**TASK BRIEF:** Extract the records below word for word and ignore the images.

Data entries for graphics:
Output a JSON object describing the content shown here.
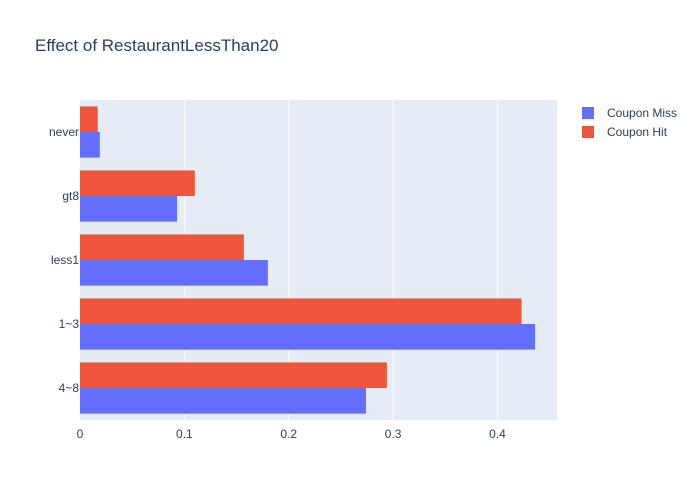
{
  "chart_data": {
    "type": "bar",
    "orientation": "horizontal",
    "title": "Effect of RestaurantLessThan20",
    "xlabel": "",
    "ylabel": "",
    "categories": [
      "4~8",
      "1~3",
      "less1",
      "gt8",
      "never"
    ],
    "xlim": [
      0,
      0.457
    ],
    "xticks": [
      0,
      0.1,
      0.2,
      0.3,
      0.4
    ],
    "xtick_labels": [
      "0",
      "0.1",
      "0.2",
      "0.3",
      "0.4"
    ],
    "grid": true,
    "legend_position": "top-right",
    "series": [
      {
        "name": "Coupon Miss",
        "color": "#636efa",
        "values": [
          0.274,
          0.436,
          0.18,
          0.093,
          0.019
        ]
      },
      {
        "name": "Coupon Hit",
        "color": "#ef553b",
        "values": [
          0.294,
          0.423,
          0.157,
          0.11,
          0.017
        ]
      }
    ],
    "plot_background": "#e5ecf6"
  }
}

**OUTPUT BELOW:**
Output a JSON object describing the content shown here.
{
  "chart_data": {
    "type": "bar",
    "orientation": "horizontal",
    "title": "Effect of RestaurantLessThan20",
    "xlabel": "",
    "ylabel": "",
    "categories": [
      "4~8",
      "1~3",
      "less1",
      "gt8",
      "never"
    ],
    "xlim": [
      0,
      0.457
    ],
    "xticks": [
      0,
      0.1,
      0.2,
      0.3,
      0.4
    ],
    "xtick_labels": [
      "0",
      "0.1",
      "0.2",
      "0.3",
      "0.4"
    ],
    "grid": true,
    "legend_position": "top-right",
    "series": [
      {
        "name": "Coupon Miss",
        "color": "#636efa",
        "values": [
          0.274,
          0.436,
          0.18,
          0.093,
          0.019
        ]
      },
      {
        "name": "Coupon Hit",
        "color": "#ef553b",
        "values": [
          0.294,
          0.423,
          0.157,
          0.11,
          0.017
        ]
      }
    ],
    "plot_background": "#e5ecf6"
  }
}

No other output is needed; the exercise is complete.